▶ _Task goal_
Scan the data below and pick out the lines containing the word "JSON".

(Dataset items)
+ + +
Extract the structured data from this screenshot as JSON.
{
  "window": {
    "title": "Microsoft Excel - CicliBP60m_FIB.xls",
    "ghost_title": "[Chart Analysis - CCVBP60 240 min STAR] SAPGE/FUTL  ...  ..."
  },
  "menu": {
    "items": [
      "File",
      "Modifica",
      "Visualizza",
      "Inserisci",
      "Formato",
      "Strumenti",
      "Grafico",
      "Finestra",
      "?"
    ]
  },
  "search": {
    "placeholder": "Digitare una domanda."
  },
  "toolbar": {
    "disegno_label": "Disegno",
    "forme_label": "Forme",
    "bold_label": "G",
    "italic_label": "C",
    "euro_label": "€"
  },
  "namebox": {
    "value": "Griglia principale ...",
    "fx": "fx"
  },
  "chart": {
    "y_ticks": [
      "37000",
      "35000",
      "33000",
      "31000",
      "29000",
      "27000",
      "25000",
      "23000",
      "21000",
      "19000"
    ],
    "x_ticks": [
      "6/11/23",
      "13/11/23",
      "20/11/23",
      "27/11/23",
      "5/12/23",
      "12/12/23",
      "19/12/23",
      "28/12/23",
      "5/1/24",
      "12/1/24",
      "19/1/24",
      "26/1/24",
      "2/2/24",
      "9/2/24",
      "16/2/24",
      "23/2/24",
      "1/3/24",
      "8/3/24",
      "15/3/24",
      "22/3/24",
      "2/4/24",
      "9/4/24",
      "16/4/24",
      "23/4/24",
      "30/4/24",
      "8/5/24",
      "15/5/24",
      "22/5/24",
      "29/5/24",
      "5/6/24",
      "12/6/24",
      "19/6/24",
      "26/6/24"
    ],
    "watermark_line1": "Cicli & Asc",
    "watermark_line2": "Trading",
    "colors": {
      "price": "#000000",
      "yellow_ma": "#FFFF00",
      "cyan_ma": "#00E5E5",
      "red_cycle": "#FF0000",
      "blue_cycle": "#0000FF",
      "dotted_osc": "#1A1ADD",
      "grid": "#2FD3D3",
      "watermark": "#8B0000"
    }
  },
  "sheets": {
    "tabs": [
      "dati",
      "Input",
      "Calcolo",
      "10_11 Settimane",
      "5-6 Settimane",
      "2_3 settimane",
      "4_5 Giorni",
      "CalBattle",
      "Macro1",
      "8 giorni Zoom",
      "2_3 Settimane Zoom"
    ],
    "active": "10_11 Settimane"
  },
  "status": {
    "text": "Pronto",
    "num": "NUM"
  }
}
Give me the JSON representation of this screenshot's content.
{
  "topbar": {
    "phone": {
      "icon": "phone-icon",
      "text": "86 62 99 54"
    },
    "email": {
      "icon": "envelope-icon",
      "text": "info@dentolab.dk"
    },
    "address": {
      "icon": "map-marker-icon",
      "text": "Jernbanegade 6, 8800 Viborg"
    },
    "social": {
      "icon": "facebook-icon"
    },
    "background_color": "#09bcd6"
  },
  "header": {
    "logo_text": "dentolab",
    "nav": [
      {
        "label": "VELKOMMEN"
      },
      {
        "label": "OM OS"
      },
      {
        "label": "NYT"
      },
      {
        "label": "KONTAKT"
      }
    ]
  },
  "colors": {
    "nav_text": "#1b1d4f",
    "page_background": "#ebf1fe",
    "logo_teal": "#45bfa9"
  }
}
+ + +
▶ _Reply_
Extract the structured data from this screenshot as JSON.
Give me the JSON representation of this screenshot's content.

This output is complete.